Region and label listings:
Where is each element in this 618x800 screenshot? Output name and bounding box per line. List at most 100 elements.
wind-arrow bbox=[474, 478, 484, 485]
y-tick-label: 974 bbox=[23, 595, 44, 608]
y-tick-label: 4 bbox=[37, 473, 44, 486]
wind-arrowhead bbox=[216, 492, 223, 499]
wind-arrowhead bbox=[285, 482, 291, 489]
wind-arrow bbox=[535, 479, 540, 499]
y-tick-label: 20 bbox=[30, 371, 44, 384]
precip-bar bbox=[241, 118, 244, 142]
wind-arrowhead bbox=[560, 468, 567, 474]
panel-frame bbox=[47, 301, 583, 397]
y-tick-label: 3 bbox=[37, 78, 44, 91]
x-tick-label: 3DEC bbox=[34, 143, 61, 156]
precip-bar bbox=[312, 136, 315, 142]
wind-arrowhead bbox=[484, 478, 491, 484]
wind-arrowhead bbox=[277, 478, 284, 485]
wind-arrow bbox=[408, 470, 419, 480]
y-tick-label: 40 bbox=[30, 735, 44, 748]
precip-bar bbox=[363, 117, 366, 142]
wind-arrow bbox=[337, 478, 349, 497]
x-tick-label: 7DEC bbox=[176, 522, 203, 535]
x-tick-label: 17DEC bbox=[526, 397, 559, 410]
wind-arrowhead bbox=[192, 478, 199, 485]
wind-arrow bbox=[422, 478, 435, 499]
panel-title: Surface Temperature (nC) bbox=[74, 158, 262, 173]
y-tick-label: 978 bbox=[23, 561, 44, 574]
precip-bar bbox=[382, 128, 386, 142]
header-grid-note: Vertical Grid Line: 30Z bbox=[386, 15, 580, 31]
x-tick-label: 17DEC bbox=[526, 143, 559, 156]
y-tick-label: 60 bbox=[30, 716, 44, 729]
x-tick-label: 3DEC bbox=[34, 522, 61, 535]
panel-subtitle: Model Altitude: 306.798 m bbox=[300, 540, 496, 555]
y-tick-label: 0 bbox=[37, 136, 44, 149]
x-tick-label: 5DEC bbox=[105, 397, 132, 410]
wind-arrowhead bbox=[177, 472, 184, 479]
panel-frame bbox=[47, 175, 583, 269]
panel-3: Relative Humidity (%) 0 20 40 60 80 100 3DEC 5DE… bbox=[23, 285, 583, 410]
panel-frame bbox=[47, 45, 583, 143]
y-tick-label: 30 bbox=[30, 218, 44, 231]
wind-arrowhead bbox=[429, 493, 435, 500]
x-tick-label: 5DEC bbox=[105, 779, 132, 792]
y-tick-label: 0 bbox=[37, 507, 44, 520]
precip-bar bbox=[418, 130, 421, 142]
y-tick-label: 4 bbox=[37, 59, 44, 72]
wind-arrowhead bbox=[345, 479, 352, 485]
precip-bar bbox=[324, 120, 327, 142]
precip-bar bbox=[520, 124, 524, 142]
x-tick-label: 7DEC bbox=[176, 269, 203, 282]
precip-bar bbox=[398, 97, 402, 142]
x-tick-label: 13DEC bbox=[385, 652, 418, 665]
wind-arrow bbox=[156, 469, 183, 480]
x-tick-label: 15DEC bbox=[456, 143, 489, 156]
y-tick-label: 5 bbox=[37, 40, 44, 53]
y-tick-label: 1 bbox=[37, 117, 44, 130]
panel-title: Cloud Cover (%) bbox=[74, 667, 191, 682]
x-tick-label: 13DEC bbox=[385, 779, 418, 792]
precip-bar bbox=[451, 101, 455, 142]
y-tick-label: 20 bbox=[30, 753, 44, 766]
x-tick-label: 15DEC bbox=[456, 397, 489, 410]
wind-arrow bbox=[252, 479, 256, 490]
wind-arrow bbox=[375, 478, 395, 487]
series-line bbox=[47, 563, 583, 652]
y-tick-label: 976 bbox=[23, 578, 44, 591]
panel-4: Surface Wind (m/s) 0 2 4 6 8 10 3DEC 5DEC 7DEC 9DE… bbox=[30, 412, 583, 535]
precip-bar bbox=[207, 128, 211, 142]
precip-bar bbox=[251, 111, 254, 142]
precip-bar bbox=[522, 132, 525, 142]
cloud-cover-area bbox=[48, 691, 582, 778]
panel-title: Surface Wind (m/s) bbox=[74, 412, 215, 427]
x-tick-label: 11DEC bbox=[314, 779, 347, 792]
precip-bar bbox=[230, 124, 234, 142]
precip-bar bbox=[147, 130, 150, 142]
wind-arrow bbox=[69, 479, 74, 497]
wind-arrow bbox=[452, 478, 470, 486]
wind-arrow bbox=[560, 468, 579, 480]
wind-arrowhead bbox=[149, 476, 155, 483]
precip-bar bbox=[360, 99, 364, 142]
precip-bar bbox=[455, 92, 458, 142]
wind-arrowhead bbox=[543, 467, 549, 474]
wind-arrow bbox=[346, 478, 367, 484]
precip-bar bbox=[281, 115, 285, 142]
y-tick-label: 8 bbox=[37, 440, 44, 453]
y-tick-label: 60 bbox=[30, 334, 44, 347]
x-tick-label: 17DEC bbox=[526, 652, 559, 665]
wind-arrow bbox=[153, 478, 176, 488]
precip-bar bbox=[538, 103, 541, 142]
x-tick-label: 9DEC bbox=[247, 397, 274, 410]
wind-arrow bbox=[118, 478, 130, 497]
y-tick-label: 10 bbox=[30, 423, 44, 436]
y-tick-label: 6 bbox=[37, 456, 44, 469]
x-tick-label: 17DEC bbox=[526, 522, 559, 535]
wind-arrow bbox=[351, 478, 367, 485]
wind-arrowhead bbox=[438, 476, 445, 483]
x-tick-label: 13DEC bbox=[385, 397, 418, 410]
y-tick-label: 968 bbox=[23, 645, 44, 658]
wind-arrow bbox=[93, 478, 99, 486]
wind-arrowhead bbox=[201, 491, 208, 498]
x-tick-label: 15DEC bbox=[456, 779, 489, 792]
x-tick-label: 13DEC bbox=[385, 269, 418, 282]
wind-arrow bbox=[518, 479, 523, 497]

* * *

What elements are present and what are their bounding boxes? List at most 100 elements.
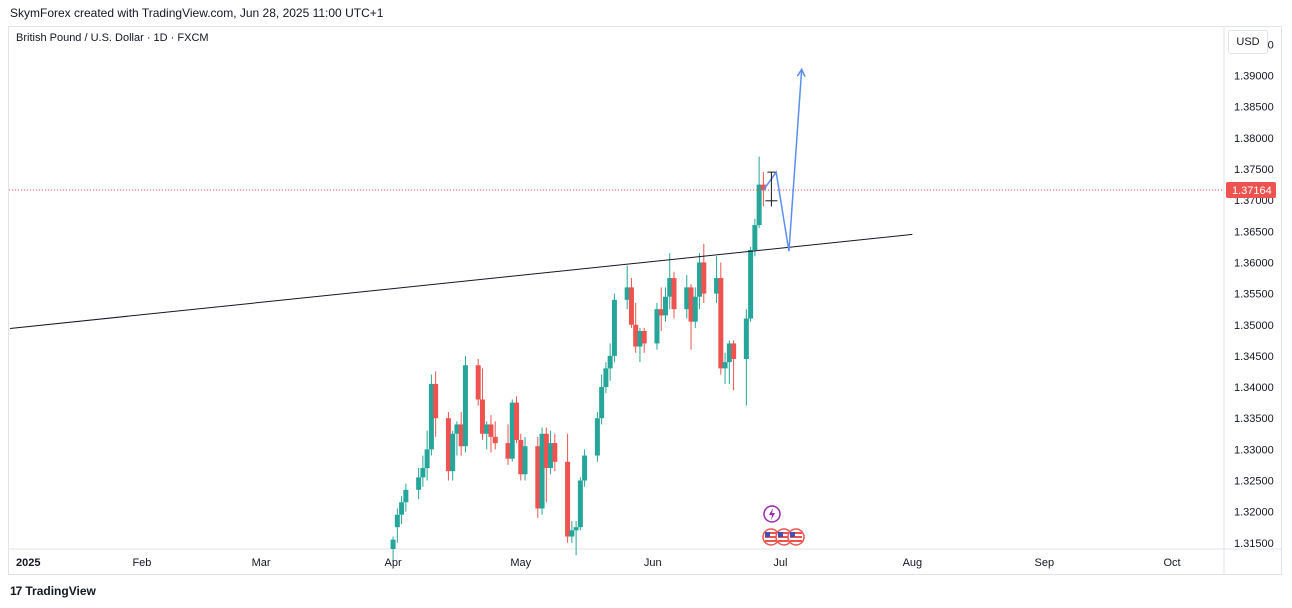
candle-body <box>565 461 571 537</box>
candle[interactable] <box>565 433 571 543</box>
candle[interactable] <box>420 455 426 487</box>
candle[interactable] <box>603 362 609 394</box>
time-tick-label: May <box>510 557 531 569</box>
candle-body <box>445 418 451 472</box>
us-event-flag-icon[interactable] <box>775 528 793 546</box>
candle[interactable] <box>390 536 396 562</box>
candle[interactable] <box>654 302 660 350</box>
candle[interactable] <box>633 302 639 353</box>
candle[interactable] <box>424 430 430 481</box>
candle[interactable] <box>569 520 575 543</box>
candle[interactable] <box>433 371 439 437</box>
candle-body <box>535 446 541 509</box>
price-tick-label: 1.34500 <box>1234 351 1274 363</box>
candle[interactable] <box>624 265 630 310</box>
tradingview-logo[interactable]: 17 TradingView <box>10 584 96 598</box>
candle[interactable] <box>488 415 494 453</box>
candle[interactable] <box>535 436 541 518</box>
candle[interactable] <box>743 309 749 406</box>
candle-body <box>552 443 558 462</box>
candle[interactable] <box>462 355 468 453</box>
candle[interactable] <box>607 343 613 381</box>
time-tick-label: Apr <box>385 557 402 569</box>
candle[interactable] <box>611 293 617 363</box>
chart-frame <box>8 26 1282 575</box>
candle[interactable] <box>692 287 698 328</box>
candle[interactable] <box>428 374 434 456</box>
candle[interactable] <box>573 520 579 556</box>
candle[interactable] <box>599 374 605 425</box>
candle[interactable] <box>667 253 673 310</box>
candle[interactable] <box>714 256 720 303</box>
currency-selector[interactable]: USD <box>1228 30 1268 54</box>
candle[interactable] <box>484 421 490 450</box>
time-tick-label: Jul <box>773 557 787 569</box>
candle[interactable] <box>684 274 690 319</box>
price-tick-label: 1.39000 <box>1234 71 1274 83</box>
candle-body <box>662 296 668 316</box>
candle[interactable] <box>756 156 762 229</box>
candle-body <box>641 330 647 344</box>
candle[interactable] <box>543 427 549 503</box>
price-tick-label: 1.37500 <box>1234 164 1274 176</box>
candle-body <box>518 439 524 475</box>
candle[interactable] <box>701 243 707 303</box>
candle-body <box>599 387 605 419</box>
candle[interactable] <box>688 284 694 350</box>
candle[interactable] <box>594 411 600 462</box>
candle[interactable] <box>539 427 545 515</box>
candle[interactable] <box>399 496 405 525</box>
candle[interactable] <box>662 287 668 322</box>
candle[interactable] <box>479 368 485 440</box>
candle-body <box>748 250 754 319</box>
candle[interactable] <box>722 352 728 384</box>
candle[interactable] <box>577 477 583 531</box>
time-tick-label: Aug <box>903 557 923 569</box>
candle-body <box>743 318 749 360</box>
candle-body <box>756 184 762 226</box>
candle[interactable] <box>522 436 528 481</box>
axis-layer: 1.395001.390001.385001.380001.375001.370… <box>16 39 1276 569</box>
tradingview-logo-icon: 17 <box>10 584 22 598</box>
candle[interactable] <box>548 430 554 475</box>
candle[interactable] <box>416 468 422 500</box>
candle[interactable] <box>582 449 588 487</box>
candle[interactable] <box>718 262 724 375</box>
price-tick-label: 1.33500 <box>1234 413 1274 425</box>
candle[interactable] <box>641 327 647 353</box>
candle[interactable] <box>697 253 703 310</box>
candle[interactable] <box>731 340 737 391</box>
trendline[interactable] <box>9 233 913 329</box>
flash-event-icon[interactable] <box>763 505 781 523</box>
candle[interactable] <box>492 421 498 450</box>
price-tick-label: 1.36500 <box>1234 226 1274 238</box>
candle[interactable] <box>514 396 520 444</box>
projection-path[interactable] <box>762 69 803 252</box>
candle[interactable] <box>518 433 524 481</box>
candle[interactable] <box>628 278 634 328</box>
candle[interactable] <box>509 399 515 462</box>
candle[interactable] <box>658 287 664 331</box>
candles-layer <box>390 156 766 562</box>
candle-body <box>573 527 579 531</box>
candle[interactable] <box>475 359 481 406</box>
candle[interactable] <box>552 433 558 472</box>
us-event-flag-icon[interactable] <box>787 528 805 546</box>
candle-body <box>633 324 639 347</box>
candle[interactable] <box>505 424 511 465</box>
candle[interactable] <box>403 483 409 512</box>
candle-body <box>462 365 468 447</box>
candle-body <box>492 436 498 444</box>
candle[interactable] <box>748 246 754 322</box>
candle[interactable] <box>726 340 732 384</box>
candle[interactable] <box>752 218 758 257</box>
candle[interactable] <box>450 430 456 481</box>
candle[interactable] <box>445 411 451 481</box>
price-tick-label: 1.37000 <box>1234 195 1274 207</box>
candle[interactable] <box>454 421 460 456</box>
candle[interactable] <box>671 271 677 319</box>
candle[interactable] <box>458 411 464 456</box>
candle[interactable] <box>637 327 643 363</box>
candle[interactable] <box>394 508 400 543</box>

...

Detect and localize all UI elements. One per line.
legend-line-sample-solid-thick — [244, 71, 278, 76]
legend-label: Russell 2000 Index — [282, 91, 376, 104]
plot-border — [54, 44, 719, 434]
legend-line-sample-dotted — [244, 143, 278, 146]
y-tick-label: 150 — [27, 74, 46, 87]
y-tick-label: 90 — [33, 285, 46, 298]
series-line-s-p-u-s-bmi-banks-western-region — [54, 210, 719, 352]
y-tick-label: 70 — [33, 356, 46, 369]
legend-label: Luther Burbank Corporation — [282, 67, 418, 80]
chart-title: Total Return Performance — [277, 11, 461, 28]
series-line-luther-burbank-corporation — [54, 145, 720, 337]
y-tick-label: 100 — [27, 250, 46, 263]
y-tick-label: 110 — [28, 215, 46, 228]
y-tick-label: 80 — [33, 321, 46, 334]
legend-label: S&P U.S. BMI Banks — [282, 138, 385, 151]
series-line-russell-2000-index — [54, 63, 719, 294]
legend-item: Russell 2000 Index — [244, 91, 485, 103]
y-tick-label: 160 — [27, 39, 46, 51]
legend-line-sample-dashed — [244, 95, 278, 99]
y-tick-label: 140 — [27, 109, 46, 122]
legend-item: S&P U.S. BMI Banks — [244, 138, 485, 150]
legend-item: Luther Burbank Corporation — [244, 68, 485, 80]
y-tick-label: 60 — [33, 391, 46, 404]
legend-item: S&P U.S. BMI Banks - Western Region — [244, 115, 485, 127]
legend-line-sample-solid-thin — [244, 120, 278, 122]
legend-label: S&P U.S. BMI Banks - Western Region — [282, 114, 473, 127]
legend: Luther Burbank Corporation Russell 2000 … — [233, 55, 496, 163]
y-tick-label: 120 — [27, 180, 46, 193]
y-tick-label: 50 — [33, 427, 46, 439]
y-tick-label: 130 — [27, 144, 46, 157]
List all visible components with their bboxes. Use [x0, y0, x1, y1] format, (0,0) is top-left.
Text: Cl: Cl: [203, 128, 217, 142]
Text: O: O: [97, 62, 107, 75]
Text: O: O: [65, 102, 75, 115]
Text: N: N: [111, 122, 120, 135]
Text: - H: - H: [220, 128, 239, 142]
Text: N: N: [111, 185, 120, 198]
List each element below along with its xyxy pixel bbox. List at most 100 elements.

SHORT TASK: Rename "wind-arrowhead" to "wind-barb-tip" in the stretch from the line containing "Where is each" through the line containing "y-tick-label: 3 bbox=[37, 78, 44, 91]", and give back those lines with nothing else changed.

THE OUTPUT:
Where is each element in this 618x800 screenshot? Output name and bounding box per line. List at most 100 elements.
wind-arrow bbox=[474, 478, 484, 485]
y-tick-label: 974 bbox=[23, 595, 44, 608]
y-tick-label: 4 bbox=[37, 473, 44, 486]
wind-barb-tip bbox=[216, 492, 223, 499]
wind-barb-tip bbox=[285, 482, 291, 489]
wind-arrow bbox=[535, 479, 540, 499]
y-tick-label: 20 bbox=[30, 371, 44, 384]
precip-bar bbox=[241, 118, 244, 142]
wind-barb-tip bbox=[560, 468, 567, 474]
panel-frame bbox=[47, 301, 583, 397]
y-tick-label: 3 bbox=[37, 78, 44, 91]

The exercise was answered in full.